(Work required): Write every entry out again exactly, please, and skip the pictures.

Stored data:
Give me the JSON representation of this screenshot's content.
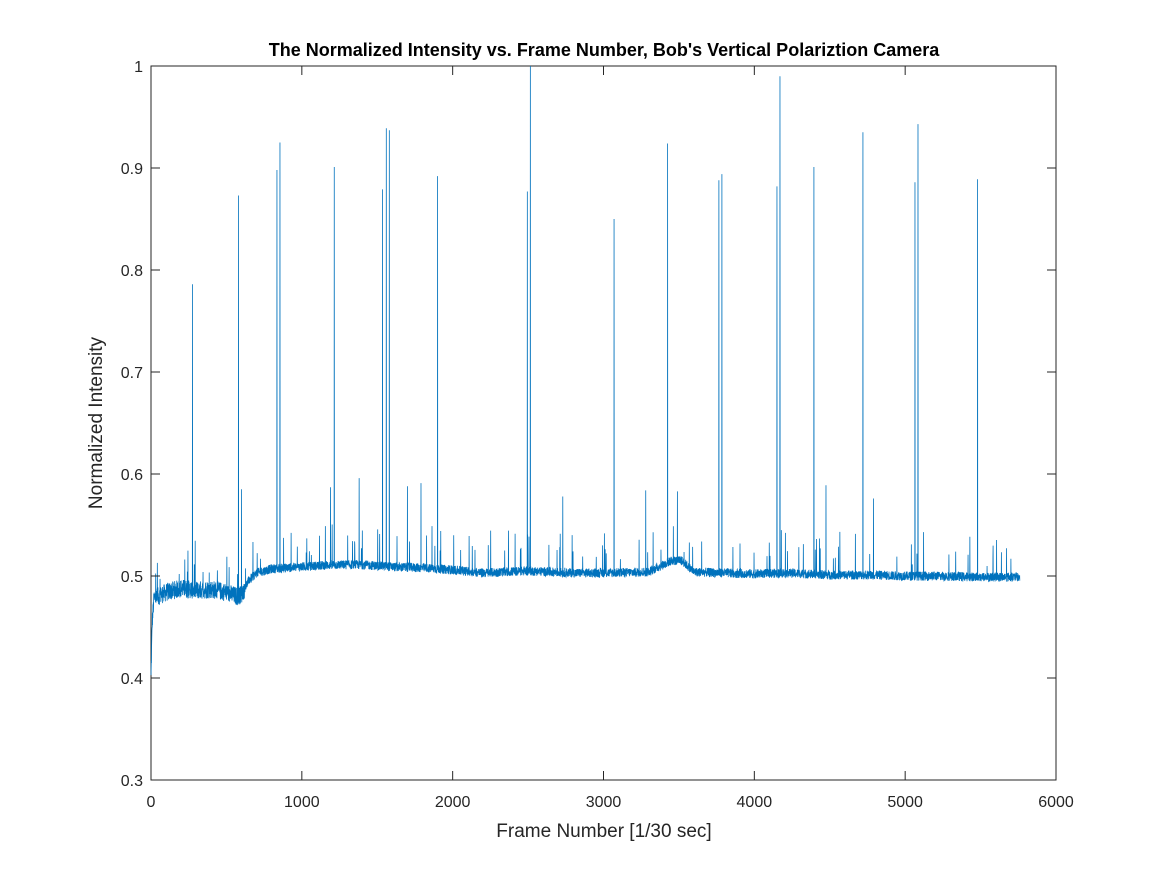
{
  "chart_data": {
    "type": "line",
    "title": "The Normalized Intensity vs. Frame Number, Bob's Vertical Polariztion Camera",
    "xlabel": "Frame Number [1/30 sec]",
    "ylabel": "Normalized Intensity",
    "xlim": [
      0,
      6000
    ],
    "ylim": [
      0.3,
      1
    ],
    "xticks": [
      "0",
      "1000",
      "2000",
      "3000",
      "4000",
      "5000",
      "6000"
    ],
    "yticks": [
      "0.3",
      "0.4",
      "0.5",
      "0.6",
      "0.7",
      "0.8",
      "0.9",
      "1"
    ],
    "xtick_values": [
      0,
      1000,
      2000,
      3000,
      4000,
      5000,
      6000
    ],
    "ytick_values": [
      0.3,
      0.4,
      0.5,
      0.6,
      0.7,
      0.8,
      0.9,
      1.0
    ],
    "grid": false,
    "line_color": "#0072BD",
    "frame_count": 5760,
    "baseline": [
      [
        0,
        0.4
      ],
      [
        8,
        0.455
      ],
      [
        20,
        0.478
      ],
      [
        100,
        0.484
      ],
      [
        200,
        0.488
      ],
      [
        300,
        0.486
      ],
      [
        400,
        0.487
      ],
      [
        500,
        0.484
      ],
      [
        570,
        0.48
      ],
      [
        600,
        0.482
      ],
      [
        650,
        0.496
      ],
      [
        700,
        0.503
      ],
      [
        800,
        0.507
      ],
      [
        1000,
        0.509
      ],
      [
        1200,
        0.511
      ],
      [
        1400,
        0.511
      ],
      [
        1600,
        0.509
      ],
      [
        1800,
        0.508
      ],
      [
        2000,
        0.506
      ],
      [
        2200,
        0.503
      ],
      [
        2500,
        0.505
      ],
      [
        2800,
        0.503
      ],
      [
        3000,
        0.503
      ],
      [
        3300,
        0.504
      ],
      [
        3450,
        0.515
      ],
      [
        3520,
        0.515
      ],
      [
        3600,
        0.504
      ],
      [
        3800,
        0.503
      ],
      [
        4000,
        0.502
      ],
      [
        4200,
        0.503
      ],
      [
        4500,
        0.501
      ],
      [
        4800,
        0.501
      ],
      [
        5000,
        0.5
      ],
      [
        5200,
        0.5
      ],
      [
        5500,
        0.499
      ],
      [
        5760,
        0.499
      ]
    ],
    "spikes": [
      {
        "x": 275,
        "y": 0.786
      },
      {
        "x": 580,
        "y": 0.873
      },
      {
        "x": 835,
        "y": 0.898
      },
      {
        "x": 855,
        "y": 0.925
      },
      {
        "x": 1215,
        "y": 0.901
      },
      {
        "x": 1535,
        "y": 0.879
      },
      {
        "x": 1560,
        "y": 0.939
      },
      {
        "x": 1580,
        "y": 0.937
      },
      {
        "x": 1900,
        "y": 0.892
      },
      {
        "x": 2495,
        "y": 0.877
      },
      {
        "x": 2515,
        "y": 1.0
      },
      {
        "x": 3070,
        "y": 0.85
      },
      {
        "x": 3425,
        "y": 0.924
      },
      {
        "x": 3765,
        "y": 0.888
      },
      {
        "x": 3785,
        "y": 0.894
      },
      {
        "x": 4150,
        "y": 0.882
      },
      {
        "x": 4170,
        "y": 0.99
      },
      {
        "x": 4395,
        "y": 0.901
      },
      {
        "x": 4720,
        "y": 0.935
      },
      {
        "x": 5065,
        "y": 0.886
      },
      {
        "x": 5085,
        "y": 0.943
      },
      {
        "x": 5480,
        "y": 0.889
      }
    ],
    "secondary_spikes": [
      {
        "x": 600,
        "y": 0.585
      },
      {
        "x": 1190,
        "y": 0.587
      },
      {
        "x": 1380,
        "y": 0.596
      },
      {
        "x": 1700,
        "y": 0.588
      },
      {
        "x": 1790,
        "y": 0.591
      },
      {
        "x": 2730,
        "y": 0.578
      },
      {
        "x": 3280,
        "y": 0.584
      },
      {
        "x": 3490,
        "y": 0.583
      },
      {
        "x": 4475,
        "y": 0.589
      },
      {
        "x": 4790,
        "y": 0.576
      }
    ]
  }
}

(Exercise solution):
Give me the JSON representation of this screenshot's content.
{
  "chart_data": {
    "type": "line",
    "title": "The Normalized Intensity vs. Frame Number, Bob's Vertical Polariztion Camera",
    "xlabel": "Frame Number [1/30 sec]",
    "ylabel": "Normalized Intensity",
    "xlim": [
      0,
      6000
    ],
    "ylim": [
      0.3,
      1
    ],
    "xticks": [
      "0",
      "1000",
      "2000",
      "3000",
      "4000",
      "5000",
      "6000"
    ],
    "yticks": [
      "0.3",
      "0.4",
      "0.5",
      "0.6",
      "0.7",
      "0.8",
      "0.9",
      "1"
    ],
    "xtick_values": [
      0,
      1000,
      2000,
      3000,
      4000,
      5000,
      6000
    ],
    "ytick_values": [
      0.3,
      0.4,
      0.5,
      0.6,
      0.7,
      0.8,
      0.9,
      1.0
    ],
    "grid": false,
    "line_color": "#0072BD",
    "frame_count": 5760,
    "baseline": [
      [
        0,
        0.4
      ],
      [
        8,
        0.455
      ],
      [
        20,
        0.478
      ],
      [
        100,
        0.484
      ],
      [
        200,
        0.488
      ],
      [
        300,
        0.486
      ],
      [
        400,
        0.487
      ],
      [
        500,
        0.484
      ],
      [
        570,
        0.48
      ],
      [
        600,
        0.482
      ],
      [
        650,
        0.496
      ],
      [
        700,
        0.503
      ],
      [
        800,
        0.507
      ],
      [
        1000,
        0.509
      ],
      [
        1200,
        0.511
      ],
      [
        1400,
        0.511
      ],
      [
        1600,
        0.509
      ],
      [
        1800,
        0.508
      ],
      [
        2000,
        0.506
      ],
      [
        2200,
        0.503
      ],
      [
        2500,
        0.505
      ],
      [
        2800,
        0.503
      ],
      [
        3000,
        0.503
      ],
      [
        3300,
        0.504
      ],
      [
        3450,
        0.515
      ],
      [
        3520,
        0.515
      ],
      [
        3600,
        0.504
      ],
      [
        3800,
        0.503
      ],
      [
        4000,
        0.502
      ],
      [
        4200,
        0.503
      ],
      [
        4500,
        0.501
      ],
      [
        4800,
        0.501
      ],
      [
        5000,
        0.5
      ],
      [
        5200,
        0.5
      ],
      [
        5500,
        0.499
      ],
      [
        5760,
        0.499
      ]
    ],
    "spikes": [
      {
        "x": 275,
        "y": 0.786
      },
      {
        "x": 580,
        "y": 0.873
      },
      {
        "x": 835,
        "y": 0.898
      },
      {
        "x": 855,
        "y": 0.925
      },
      {
        "x": 1215,
        "y": 0.901
      },
      {
        "x": 1535,
        "y": 0.879
      },
      {
        "x": 1560,
        "y": 0.939
      },
      {
        "x": 1580,
        "y": 0.937
      },
      {
        "x": 1900,
        "y": 0.892
      },
      {
        "x": 2495,
        "y": 0.877
      },
      {
        "x": 2515,
        "y": 1.0
      },
      {
        "x": 3070,
        "y": 0.85
      },
      {
        "x": 3425,
        "y": 0.924
      },
      {
        "x": 3765,
        "y": 0.888
      },
      {
        "x": 3785,
        "y": 0.894
      },
      {
        "x": 4150,
        "y": 0.882
      },
      {
        "x": 4170,
        "y": 0.99
      },
      {
        "x": 4395,
        "y": 0.901
      },
      {
        "x": 4720,
        "y": 0.935
      },
      {
        "x": 5065,
        "y": 0.886
      },
      {
        "x": 5085,
        "y": 0.943
      },
      {
        "x": 5480,
        "y": 0.889
      }
    ],
    "secondary_spikes": [
      {
        "x": 600,
        "y": 0.585
      },
      {
        "x": 1190,
        "y": 0.587
      },
      {
        "x": 1380,
        "y": 0.596
      },
      {
        "x": 1700,
        "y": 0.588
      },
      {
        "x": 1790,
        "y": 0.591
      },
      {
        "x": 2730,
        "y": 0.578
      },
      {
        "x": 3280,
        "y": 0.584
      },
      {
        "x": 3490,
        "y": 0.583
      },
      {
        "x": 4475,
        "y": 0.589
      },
      {
        "x": 4790,
        "y": 0.576
      }
    ]
  }
}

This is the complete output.